* _Set problem_:
Show every line that has the string "this" in it.

* _Dataset records_:
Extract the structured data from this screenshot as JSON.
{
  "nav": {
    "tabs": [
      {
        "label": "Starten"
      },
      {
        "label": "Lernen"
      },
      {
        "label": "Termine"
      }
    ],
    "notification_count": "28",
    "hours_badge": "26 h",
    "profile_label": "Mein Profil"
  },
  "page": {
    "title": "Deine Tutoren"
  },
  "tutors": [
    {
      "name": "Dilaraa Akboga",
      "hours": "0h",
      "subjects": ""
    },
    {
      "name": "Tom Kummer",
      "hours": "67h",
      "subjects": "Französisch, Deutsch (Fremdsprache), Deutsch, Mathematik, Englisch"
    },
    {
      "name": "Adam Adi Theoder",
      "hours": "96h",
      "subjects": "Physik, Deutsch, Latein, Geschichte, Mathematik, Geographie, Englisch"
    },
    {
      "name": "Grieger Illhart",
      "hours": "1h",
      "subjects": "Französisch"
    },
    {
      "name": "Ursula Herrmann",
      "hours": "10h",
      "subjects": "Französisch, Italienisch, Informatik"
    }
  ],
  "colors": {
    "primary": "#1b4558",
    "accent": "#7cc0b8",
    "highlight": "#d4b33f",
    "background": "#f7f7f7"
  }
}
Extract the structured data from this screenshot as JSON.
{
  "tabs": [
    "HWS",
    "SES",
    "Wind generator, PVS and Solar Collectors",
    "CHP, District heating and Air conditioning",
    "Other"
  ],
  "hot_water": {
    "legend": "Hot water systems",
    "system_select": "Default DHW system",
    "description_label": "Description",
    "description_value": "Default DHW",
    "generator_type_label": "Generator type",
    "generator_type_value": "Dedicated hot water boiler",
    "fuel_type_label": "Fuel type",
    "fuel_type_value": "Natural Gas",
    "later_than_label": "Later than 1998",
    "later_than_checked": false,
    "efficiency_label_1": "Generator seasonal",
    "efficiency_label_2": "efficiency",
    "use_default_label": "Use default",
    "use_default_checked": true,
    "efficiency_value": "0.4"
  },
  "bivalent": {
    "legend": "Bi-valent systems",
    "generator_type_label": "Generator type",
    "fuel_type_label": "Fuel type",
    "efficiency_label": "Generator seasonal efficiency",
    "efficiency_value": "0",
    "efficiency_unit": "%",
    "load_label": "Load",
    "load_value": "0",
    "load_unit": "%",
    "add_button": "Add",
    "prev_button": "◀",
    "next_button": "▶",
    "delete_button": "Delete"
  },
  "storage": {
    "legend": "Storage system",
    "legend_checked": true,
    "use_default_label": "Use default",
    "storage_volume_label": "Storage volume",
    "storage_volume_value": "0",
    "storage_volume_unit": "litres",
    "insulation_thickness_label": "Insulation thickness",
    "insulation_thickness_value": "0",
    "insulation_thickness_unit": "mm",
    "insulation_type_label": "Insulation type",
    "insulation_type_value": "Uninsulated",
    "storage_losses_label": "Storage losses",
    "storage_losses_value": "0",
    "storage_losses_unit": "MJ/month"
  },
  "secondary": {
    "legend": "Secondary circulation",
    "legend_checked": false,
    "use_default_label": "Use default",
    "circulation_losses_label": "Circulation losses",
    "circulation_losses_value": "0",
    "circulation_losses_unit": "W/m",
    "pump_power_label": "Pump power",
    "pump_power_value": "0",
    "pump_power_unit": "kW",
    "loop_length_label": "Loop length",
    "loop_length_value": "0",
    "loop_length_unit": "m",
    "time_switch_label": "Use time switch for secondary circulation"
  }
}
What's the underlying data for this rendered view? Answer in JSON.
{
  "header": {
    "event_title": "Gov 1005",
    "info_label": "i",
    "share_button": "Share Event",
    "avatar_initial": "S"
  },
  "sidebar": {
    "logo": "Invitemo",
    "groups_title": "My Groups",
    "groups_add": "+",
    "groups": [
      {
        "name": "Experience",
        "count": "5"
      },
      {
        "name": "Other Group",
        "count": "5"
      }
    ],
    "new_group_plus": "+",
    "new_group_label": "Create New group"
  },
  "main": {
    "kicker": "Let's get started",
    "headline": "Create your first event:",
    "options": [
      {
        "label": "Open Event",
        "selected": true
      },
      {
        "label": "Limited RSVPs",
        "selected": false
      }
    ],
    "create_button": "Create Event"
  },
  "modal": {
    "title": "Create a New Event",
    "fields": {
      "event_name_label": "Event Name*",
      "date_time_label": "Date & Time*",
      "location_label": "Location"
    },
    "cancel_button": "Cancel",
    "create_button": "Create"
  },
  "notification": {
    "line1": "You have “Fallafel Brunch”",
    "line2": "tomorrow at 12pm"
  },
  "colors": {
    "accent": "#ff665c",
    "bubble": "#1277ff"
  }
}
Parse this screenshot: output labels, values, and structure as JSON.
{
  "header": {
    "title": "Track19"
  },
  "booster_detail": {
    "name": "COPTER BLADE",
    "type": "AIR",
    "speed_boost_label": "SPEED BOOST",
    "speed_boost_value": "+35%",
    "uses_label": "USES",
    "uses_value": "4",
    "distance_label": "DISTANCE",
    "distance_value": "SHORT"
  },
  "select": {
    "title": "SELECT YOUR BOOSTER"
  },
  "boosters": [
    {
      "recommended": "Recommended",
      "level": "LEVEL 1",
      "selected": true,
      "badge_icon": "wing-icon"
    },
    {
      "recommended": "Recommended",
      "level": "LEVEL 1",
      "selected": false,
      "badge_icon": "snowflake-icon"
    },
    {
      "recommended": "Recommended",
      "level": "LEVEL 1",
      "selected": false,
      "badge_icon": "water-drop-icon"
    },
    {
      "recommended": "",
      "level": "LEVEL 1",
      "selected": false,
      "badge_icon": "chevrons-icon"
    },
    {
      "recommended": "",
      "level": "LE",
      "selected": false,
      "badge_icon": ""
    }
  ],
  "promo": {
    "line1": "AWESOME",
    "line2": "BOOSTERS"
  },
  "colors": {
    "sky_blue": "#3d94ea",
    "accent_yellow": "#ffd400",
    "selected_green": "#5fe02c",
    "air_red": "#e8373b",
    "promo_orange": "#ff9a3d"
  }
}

* _Exercise solution_:
Extract the structured data from this screenshot as JSON.
Extract the structured data from this screenshot as JSON.
What's the underlying data for this rendered view? Answer in JSON.
Parse this screenshot: output labels, values, and structure as JSON.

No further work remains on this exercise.